**EXCERPTED DATA**:

_ _ _

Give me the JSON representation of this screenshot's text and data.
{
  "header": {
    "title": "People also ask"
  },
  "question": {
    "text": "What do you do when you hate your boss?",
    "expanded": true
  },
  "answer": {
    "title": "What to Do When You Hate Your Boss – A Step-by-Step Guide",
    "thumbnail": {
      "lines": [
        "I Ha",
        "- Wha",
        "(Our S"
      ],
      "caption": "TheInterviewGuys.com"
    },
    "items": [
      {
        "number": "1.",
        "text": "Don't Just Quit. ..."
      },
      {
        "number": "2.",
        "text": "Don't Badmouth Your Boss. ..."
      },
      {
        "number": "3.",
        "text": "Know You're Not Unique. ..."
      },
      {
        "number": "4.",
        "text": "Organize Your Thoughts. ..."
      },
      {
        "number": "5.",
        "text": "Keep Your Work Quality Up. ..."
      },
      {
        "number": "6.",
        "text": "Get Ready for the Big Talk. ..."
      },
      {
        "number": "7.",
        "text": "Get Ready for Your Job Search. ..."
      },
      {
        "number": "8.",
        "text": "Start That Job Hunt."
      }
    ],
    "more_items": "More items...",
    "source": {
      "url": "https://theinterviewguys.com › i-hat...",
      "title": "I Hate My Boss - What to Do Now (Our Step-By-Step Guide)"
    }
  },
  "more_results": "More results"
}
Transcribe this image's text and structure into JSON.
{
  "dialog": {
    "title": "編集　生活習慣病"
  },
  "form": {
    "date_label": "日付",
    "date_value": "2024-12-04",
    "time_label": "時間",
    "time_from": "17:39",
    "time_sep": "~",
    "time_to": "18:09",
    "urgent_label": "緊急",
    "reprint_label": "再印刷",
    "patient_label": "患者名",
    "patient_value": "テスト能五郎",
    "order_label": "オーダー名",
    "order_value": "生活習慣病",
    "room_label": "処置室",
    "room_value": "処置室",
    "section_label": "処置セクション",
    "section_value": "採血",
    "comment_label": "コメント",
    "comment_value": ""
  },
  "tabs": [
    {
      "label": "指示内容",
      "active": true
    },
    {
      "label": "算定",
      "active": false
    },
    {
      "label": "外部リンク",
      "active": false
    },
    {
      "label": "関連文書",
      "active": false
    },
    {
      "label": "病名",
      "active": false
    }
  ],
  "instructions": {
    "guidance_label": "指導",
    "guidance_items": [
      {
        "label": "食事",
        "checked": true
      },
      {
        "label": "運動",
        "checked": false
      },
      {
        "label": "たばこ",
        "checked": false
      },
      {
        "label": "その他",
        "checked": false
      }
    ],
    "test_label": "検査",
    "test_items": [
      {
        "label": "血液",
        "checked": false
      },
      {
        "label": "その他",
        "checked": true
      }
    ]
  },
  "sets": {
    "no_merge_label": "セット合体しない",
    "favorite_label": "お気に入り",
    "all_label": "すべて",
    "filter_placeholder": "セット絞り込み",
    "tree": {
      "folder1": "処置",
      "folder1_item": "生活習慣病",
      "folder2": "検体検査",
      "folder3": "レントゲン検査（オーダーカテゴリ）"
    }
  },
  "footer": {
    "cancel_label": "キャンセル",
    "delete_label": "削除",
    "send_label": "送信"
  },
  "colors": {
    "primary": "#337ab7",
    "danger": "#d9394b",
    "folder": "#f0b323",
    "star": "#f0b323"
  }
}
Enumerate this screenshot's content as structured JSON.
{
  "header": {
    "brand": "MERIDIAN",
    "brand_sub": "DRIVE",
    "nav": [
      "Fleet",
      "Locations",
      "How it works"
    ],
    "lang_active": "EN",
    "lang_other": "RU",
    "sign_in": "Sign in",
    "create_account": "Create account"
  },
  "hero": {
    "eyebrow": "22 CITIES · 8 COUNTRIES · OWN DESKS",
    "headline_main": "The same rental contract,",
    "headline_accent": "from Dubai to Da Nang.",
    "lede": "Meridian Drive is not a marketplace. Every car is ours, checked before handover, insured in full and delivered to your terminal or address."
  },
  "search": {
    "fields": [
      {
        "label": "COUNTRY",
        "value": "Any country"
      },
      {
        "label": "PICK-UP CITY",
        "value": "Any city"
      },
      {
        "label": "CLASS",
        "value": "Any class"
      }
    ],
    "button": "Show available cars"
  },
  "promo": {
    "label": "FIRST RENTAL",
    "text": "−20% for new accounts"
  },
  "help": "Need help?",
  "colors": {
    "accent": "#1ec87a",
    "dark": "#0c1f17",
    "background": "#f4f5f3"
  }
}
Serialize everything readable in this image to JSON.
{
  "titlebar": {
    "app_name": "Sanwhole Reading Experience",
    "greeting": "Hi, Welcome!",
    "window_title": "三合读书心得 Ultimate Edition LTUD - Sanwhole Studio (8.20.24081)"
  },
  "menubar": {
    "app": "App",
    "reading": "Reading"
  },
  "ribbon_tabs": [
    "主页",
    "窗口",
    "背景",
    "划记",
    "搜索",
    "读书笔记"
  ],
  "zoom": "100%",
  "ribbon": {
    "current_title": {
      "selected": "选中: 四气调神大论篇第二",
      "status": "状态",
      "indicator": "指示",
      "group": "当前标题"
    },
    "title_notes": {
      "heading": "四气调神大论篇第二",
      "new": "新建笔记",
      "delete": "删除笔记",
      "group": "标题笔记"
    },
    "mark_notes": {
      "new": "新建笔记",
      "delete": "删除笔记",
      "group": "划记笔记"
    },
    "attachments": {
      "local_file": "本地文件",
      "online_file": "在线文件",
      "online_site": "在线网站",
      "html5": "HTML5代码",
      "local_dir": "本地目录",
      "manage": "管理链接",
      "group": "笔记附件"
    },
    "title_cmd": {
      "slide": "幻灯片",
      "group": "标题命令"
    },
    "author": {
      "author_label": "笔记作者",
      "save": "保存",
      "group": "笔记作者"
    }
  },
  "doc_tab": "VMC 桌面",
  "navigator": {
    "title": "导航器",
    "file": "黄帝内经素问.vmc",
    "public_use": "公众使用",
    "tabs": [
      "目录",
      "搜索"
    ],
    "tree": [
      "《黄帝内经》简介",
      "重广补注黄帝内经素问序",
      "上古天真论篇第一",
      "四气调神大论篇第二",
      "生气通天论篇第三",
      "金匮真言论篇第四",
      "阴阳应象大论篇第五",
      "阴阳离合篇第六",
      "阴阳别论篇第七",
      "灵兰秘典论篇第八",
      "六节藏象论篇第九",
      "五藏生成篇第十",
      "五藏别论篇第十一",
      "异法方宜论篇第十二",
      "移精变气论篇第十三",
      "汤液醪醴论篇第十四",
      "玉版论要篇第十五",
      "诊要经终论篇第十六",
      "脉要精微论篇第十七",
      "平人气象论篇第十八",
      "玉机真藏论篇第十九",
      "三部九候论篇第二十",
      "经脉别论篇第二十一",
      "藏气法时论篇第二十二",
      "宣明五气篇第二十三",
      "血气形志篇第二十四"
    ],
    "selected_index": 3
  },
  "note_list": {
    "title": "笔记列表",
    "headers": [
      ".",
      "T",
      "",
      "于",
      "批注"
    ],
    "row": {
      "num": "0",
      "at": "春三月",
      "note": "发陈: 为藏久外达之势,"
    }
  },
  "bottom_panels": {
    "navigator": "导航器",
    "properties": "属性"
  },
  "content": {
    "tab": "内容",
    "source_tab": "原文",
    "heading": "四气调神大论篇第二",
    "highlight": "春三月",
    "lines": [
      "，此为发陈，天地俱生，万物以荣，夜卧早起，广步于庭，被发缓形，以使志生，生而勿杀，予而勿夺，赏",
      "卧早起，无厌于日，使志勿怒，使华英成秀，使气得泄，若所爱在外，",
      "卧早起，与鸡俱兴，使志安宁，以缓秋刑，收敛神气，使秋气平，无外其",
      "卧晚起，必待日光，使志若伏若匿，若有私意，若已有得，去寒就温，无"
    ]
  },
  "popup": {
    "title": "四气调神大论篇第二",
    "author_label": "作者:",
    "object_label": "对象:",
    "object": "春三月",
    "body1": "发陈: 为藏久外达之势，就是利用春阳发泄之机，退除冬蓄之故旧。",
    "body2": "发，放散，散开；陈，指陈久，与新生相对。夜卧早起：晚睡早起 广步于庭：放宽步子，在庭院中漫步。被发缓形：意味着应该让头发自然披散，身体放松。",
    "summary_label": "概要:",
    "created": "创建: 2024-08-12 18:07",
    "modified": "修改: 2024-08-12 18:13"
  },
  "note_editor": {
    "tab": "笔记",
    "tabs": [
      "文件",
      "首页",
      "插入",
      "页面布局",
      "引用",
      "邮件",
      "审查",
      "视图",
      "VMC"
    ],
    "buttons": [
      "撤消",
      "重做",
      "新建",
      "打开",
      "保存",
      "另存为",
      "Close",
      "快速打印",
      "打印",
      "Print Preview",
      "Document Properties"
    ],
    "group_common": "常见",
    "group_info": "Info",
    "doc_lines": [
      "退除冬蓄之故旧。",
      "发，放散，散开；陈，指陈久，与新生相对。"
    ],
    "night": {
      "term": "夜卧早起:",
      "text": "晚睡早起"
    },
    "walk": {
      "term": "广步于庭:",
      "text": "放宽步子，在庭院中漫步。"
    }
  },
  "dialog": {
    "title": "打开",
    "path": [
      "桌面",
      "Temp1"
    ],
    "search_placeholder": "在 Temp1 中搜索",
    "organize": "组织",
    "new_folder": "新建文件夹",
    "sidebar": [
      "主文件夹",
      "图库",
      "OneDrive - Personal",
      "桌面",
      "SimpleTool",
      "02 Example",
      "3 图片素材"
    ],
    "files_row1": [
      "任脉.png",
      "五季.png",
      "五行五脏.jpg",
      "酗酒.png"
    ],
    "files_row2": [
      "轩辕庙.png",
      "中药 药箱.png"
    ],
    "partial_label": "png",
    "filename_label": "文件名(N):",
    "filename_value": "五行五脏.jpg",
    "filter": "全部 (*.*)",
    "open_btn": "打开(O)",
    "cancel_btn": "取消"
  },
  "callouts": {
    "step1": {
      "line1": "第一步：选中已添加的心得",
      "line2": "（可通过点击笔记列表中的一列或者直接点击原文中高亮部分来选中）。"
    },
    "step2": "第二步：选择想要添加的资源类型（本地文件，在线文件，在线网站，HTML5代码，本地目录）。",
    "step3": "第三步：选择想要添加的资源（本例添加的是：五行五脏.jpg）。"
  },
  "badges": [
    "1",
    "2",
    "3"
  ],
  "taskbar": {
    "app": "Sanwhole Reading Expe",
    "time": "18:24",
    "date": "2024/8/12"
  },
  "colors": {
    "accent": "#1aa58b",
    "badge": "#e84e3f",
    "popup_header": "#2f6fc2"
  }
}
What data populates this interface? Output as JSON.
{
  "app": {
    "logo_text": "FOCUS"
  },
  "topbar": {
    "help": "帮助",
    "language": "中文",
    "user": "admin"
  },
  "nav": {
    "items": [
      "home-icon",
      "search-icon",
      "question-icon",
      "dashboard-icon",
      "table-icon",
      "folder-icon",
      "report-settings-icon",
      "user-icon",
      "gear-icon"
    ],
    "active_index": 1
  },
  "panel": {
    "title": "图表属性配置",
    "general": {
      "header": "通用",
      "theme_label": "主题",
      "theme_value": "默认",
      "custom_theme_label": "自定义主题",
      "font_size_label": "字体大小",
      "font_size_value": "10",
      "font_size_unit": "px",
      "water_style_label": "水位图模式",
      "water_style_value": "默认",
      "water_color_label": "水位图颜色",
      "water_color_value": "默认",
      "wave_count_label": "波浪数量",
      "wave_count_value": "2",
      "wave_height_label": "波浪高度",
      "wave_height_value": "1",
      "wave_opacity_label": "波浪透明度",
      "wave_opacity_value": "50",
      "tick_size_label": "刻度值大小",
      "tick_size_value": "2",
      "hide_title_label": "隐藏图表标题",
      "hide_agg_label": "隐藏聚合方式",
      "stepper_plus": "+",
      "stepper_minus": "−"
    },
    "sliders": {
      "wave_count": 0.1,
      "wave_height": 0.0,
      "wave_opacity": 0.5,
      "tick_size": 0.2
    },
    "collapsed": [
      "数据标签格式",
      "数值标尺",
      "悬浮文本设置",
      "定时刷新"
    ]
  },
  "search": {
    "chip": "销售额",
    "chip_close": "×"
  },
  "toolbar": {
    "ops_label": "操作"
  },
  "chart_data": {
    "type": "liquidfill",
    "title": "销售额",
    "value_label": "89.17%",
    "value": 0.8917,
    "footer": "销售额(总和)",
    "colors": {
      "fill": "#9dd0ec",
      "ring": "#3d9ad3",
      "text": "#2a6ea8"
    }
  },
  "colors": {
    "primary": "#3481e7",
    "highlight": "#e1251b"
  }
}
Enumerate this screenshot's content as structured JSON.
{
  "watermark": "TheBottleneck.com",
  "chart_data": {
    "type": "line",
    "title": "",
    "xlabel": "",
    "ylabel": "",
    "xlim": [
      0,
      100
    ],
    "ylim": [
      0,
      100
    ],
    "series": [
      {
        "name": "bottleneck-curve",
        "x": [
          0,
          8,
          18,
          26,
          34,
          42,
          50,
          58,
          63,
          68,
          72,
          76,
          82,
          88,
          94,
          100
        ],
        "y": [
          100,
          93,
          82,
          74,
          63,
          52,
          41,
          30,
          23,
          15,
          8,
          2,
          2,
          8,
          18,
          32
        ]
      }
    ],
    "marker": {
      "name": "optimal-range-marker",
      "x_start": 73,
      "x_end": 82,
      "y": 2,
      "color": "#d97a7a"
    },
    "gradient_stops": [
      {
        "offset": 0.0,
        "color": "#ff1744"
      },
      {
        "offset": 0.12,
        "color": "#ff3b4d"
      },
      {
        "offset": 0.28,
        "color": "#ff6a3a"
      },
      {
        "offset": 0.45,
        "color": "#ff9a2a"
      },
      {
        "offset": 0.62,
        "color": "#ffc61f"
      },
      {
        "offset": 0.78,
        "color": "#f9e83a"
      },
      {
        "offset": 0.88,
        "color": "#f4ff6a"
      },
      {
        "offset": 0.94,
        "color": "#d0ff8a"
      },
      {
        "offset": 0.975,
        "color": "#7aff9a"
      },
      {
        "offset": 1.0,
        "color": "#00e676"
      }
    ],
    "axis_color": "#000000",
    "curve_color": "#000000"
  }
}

_ _ _

**PROBLEM REQUIREMENTS**:
Among the lines of the material above, how many include the string "在线文件"? Report only that number.

**IN RESPONSE**:
2